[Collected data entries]
——

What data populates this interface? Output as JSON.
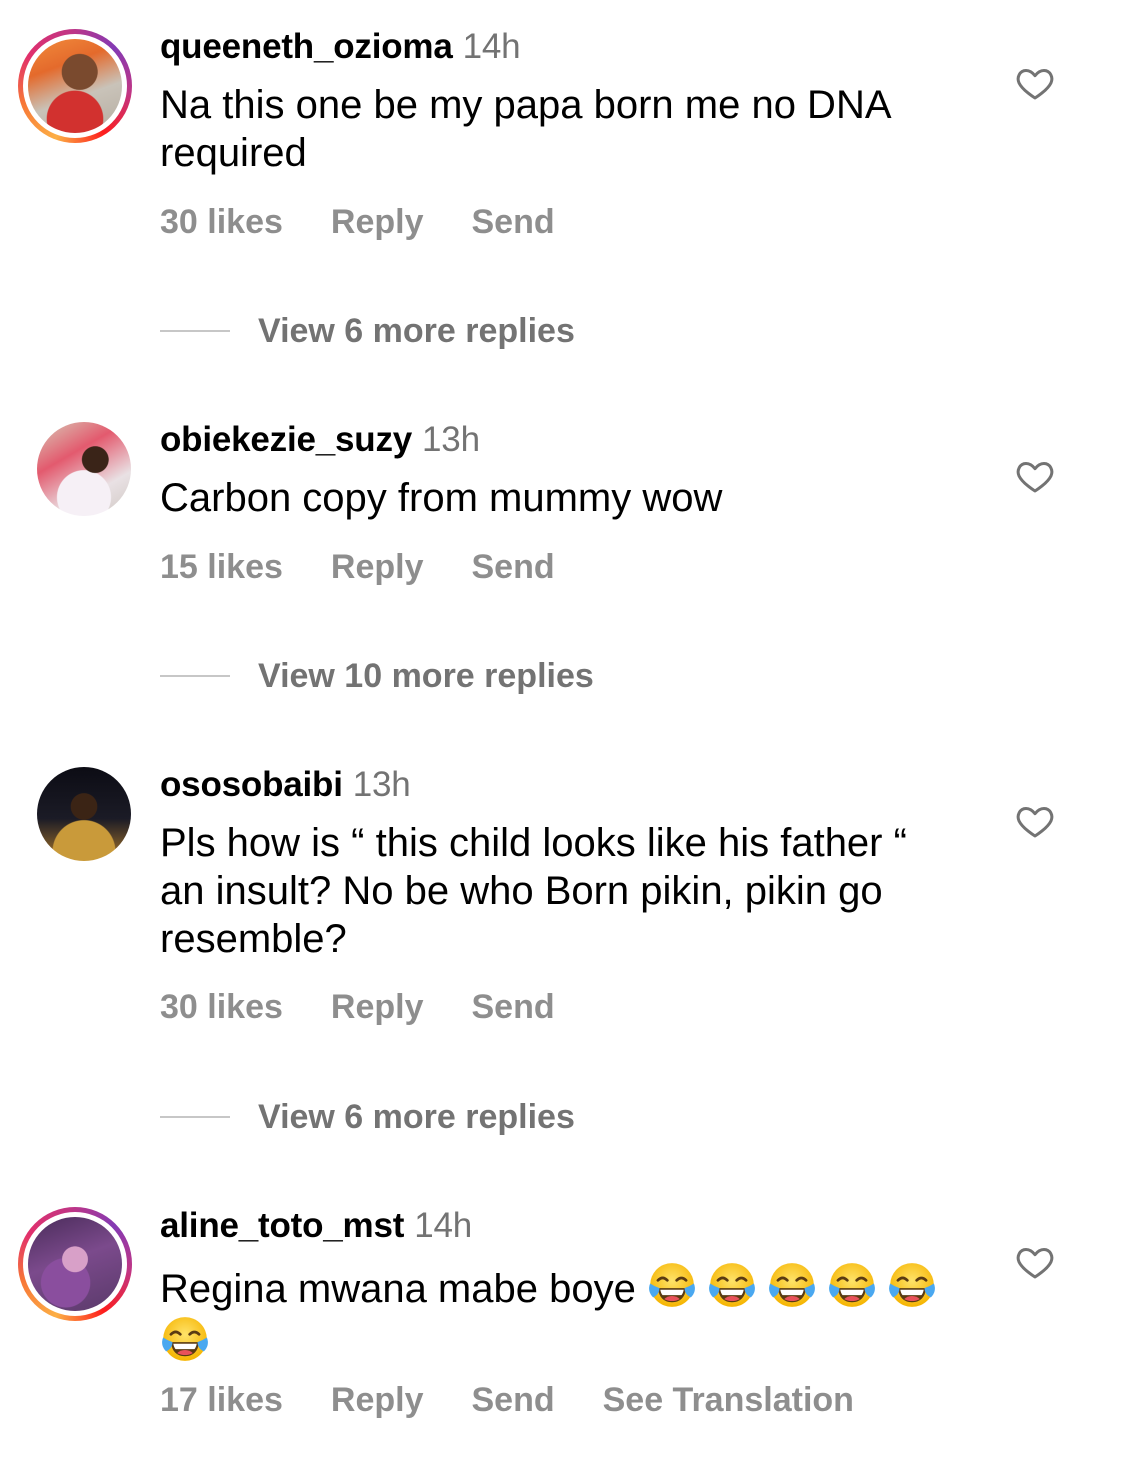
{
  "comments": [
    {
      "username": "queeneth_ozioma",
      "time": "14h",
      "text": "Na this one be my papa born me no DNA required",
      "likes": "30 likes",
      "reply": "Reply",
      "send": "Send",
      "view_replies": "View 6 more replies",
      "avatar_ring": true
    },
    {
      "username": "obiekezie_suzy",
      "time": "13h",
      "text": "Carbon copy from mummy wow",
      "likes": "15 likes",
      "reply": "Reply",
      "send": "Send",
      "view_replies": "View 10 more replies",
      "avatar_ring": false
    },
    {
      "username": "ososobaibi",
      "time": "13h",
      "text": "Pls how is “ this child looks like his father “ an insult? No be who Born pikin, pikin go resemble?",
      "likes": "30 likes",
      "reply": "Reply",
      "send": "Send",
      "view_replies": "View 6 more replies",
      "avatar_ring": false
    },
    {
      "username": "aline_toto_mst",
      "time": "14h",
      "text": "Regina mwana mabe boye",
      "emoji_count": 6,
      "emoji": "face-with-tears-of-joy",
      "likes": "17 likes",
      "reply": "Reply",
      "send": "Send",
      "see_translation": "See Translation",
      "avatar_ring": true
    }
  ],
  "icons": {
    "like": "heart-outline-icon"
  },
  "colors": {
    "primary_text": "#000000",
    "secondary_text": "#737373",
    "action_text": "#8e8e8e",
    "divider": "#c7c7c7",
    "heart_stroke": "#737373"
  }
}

——

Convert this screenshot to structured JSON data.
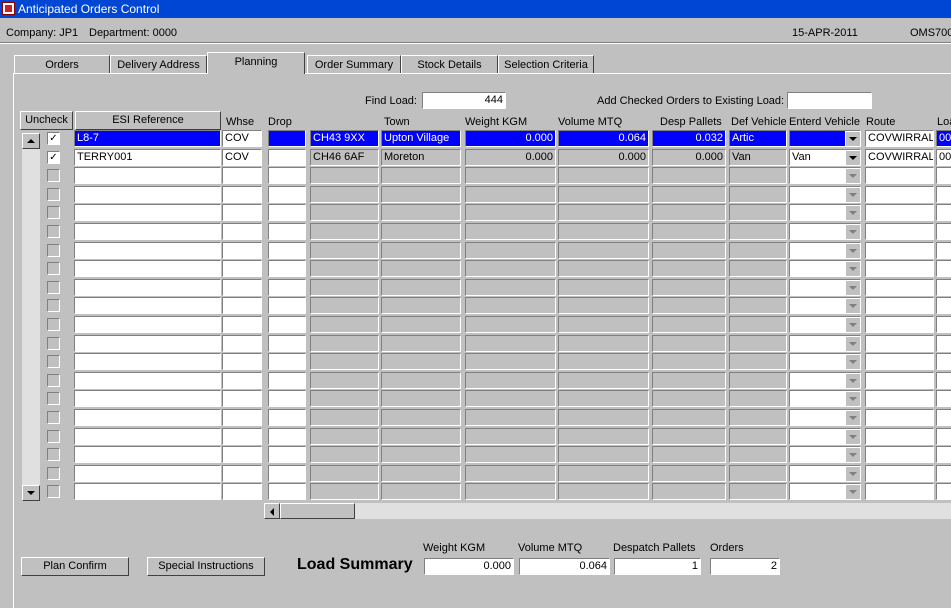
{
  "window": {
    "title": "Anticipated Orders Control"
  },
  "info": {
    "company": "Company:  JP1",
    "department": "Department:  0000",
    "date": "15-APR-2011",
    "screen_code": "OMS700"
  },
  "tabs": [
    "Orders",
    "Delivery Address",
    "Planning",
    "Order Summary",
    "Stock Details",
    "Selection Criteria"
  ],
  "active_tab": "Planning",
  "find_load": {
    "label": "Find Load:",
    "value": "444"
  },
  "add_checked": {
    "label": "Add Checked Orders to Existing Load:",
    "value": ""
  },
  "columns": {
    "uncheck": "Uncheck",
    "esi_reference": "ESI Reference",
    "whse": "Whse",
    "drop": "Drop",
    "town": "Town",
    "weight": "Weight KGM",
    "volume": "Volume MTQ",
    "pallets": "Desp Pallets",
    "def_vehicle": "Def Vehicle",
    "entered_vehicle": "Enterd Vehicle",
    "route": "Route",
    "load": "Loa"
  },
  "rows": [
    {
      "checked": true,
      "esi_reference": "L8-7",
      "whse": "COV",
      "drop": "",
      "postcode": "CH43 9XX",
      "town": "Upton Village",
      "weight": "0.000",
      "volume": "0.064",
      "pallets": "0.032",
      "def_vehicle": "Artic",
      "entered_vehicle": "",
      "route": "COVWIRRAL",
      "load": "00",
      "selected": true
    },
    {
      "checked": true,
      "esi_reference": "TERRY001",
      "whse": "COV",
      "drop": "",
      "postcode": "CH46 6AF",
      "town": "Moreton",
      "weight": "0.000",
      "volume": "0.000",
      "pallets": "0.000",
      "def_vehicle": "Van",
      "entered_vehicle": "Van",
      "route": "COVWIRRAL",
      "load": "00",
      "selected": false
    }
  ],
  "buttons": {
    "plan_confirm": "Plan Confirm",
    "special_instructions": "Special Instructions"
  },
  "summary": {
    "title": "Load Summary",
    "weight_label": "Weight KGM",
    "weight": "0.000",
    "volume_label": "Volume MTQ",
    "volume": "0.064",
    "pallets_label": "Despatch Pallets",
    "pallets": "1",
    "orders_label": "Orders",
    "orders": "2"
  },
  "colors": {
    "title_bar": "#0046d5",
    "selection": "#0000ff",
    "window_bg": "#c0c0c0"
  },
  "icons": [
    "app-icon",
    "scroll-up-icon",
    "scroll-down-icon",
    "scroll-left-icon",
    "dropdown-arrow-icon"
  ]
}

——

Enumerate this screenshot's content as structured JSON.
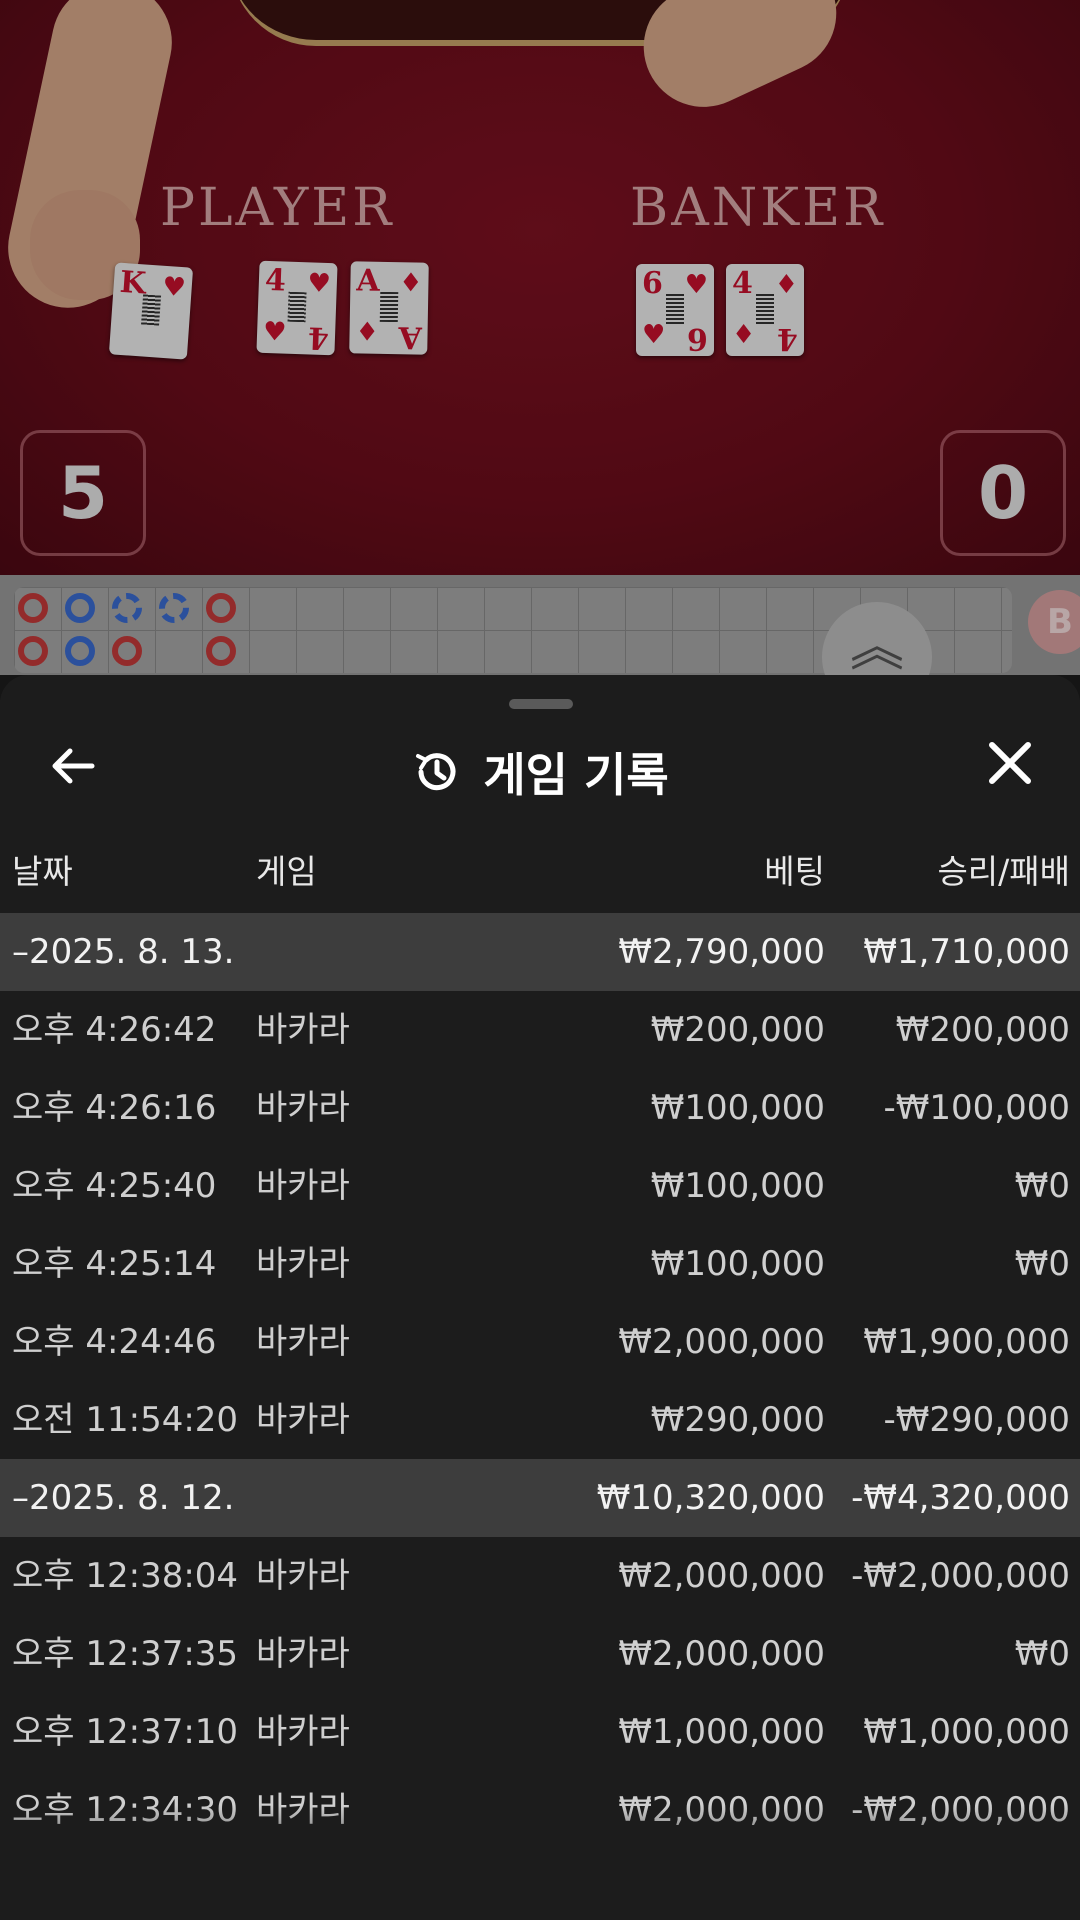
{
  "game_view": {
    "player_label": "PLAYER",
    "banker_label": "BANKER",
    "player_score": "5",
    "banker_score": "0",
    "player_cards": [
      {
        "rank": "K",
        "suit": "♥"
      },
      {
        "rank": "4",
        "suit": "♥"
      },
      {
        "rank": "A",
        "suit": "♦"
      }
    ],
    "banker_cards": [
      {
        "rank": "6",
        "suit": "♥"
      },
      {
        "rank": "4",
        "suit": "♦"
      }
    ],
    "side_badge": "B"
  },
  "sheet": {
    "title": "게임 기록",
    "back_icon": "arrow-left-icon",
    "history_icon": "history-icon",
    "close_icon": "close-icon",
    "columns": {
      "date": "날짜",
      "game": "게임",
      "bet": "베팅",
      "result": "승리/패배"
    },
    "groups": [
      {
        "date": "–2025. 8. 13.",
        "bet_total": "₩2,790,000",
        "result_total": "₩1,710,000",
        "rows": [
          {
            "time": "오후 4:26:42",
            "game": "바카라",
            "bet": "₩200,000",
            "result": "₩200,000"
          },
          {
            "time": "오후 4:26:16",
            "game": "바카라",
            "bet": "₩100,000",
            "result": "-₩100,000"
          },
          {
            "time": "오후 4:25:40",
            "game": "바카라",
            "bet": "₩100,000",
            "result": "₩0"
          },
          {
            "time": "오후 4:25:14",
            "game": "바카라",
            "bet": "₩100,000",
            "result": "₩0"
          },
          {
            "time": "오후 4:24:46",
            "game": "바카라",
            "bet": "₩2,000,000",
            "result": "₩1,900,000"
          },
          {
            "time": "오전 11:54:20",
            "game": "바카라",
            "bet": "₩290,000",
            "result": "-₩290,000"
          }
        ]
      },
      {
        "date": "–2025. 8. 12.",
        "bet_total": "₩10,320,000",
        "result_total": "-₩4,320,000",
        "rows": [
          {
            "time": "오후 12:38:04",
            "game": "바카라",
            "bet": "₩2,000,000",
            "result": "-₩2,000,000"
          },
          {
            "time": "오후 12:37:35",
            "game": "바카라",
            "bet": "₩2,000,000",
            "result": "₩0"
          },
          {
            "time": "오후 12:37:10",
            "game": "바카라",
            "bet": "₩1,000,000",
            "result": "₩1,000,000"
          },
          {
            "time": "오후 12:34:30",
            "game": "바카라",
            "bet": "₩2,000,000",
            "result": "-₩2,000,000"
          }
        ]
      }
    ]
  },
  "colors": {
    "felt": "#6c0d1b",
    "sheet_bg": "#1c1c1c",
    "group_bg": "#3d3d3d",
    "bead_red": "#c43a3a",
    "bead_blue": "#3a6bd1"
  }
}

——

### Request
Pull out each line containing the word "this" and copy it.

### Written solution
What data populates this interface? Output as JSON.
      "text": "Na this one be my papa born me no DNA required",
      "text": "Pls how is “ this child looks like his father “ an insult? No be who Born pikin, pikin go resemble?",
Convert this screenshot to structured JSON data.
Enumerate this screenshot's content as structured JSON.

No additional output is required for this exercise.